* _Your goal_
Go through the records below line by line, counting those that contain the word "title"; answer with the count only.

* _Collected data entries_

******

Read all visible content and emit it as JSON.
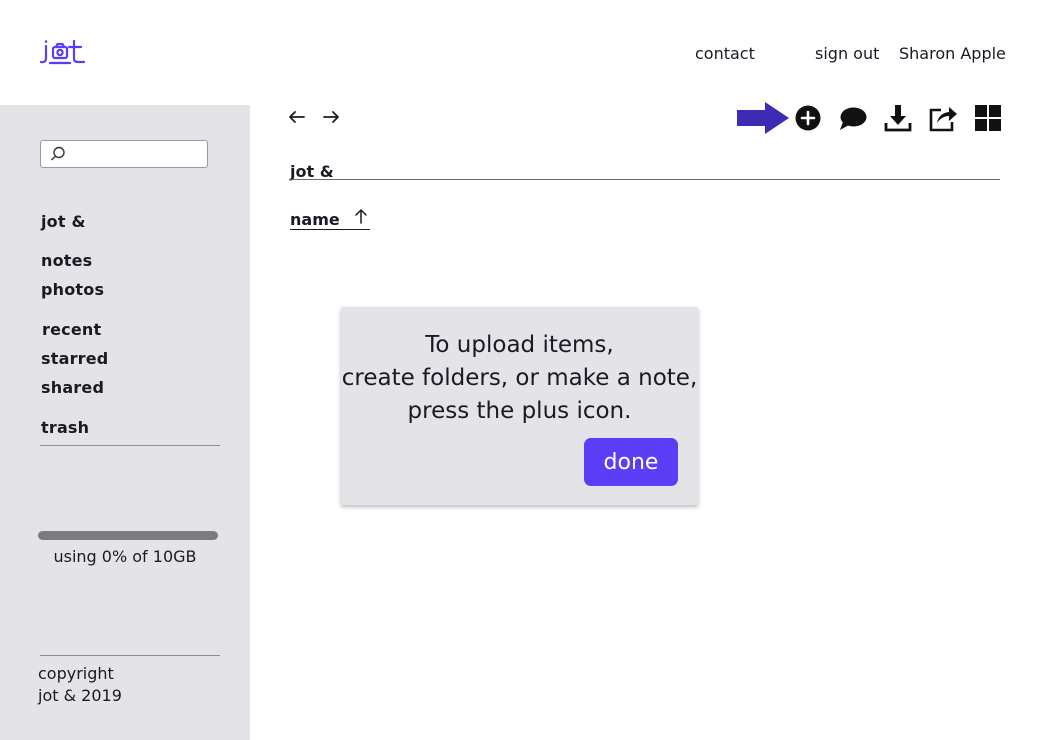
{
  "header": {
    "logo_text": "jot",
    "links": [
      "contact",
      "sign out"
    ],
    "user_name": "Sharon Apple"
  },
  "sidebar": {
    "search_placeholder": "",
    "items": [
      "jot &",
      "notes",
      "photos",
      "recent",
      "starred",
      "shared",
      "trash"
    ],
    "storage": {
      "text": "using 0% of 10GB",
      "used_fraction": 0
    },
    "copyright": [
      "copyright",
      "jot & 2019"
    ]
  },
  "toolbar": {
    "icons": [
      "back-arrow-icon",
      "forward-arrow-icon",
      "plus-icon",
      "comment-icon",
      "download-icon",
      "share-icon",
      "grid-view-icon"
    ],
    "pointer_icon": "pointer-arrow-icon"
  },
  "breadcrumb": "jot &",
  "list": {
    "sort_label": "name",
    "sort_direction": "ascending"
  },
  "tooltip": {
    "lines": [
      "To upload items,",
      "create folders, or make a note,",
      "press the plus icon."
    ],
    "button_label": "done"
  },
  "colors": {
    "accent": "#5b3df5",
    "pointer": "#3c2bb3",
    "sidebar_bg": "#e4e3e8",
    "text": "#1a1a24"
  }
}
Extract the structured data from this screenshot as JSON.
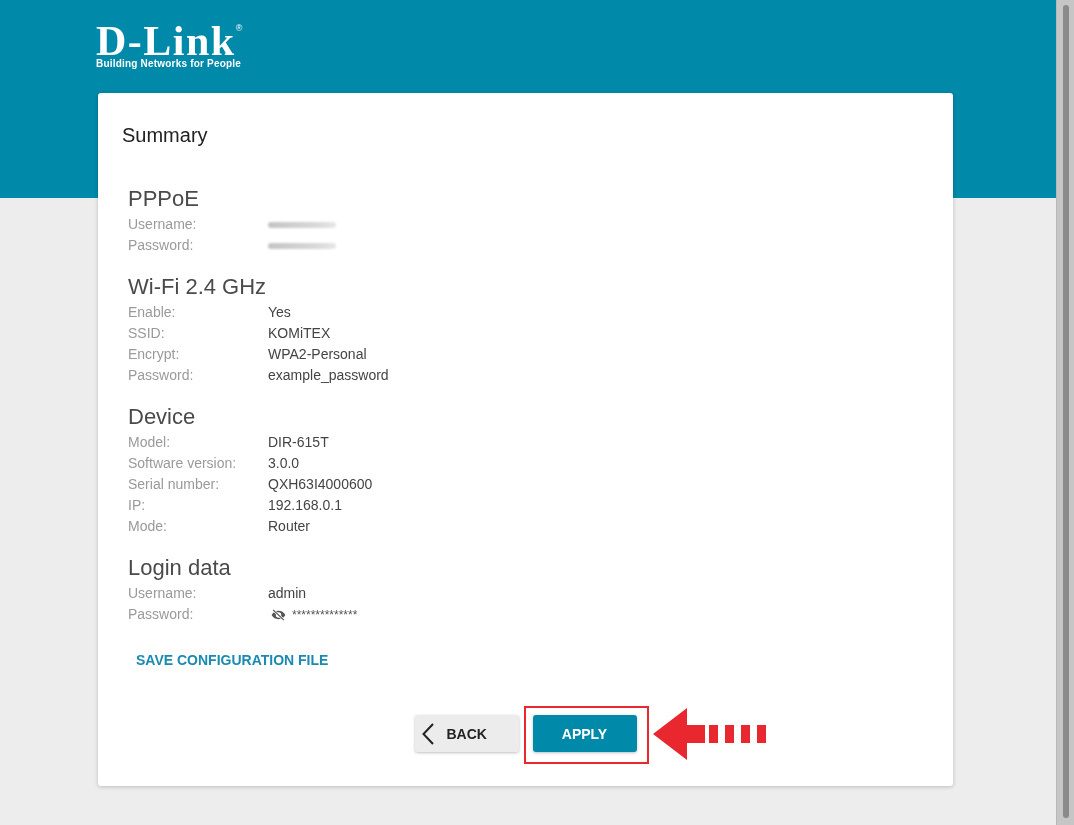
{
  "header": {
    "logo": "D-Link$^{®}$",
    "tagline": "Building Networks for People"
  },
  "card": {
    "title": "Summary",
    "sections": [
      {
        "title": "PPPoE",
        "rows": [
          {
            "label": "Username:",
            "kind": "blurred"
          },
          {
            "label": "Password:",
            "kind": "blurred"
          }
        ]
      },
      {
        "title": "Wi-Fi 2.4 GHz",
        "rows": [
          {
            "label": "Enable:",
            "kind": "text",
            "value": "Yes"
          },
          {
            "label": "SSID:",
            "kind": "text",
            "value": "KOMiTEX"
          },
          {
            "label": "Encrypt:",
            "kind": "text",
            "value": "WPA2-Personal"
          },
          {
            "label": "Password:",
            "kind": "text",
            "value": "example_password"
          }
        ]
      },
      {
        "title": "Device",
        "rows": [
          {
            "label": "Model:",
            "kind": "text",
            "value": "DIR-615T"
          },
          {
            "label": "Software version:",
            "kind": "text",
            "value": "3.0.0"
          },
          {
            "label": "Serial number:",
            "kind": "text",
            "value": "QXH63I4000600"
          },
          {
            "label": "IP:",
            "kind": "text",
            "value": "192.168.0.1"
          },
          {
            "label": "Mode:",
            "kind": "text",
            "value": "Router"
          }
        ]
      },
      {
        "title": "Login data",
        "rows": [
          {
            "label": "Username:",
            "kind": "text",
            "value": "admin"
          },
          {
            "label": "Password:",
            "kind": "masked",
            "value": "**************"
          }
        ]
      }
    ],
    "link": "SAVE CONFIGURATION FILE",
    "buttons": [
      {
        "label": "BACK",
        "kind": "back",
        "highlighted": false
      },
      {
        "label": "APPLY",
        "kind": "primary",
        "highlighted": true
      }
    ]
  }
}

******

* _Answer to the exercise_
5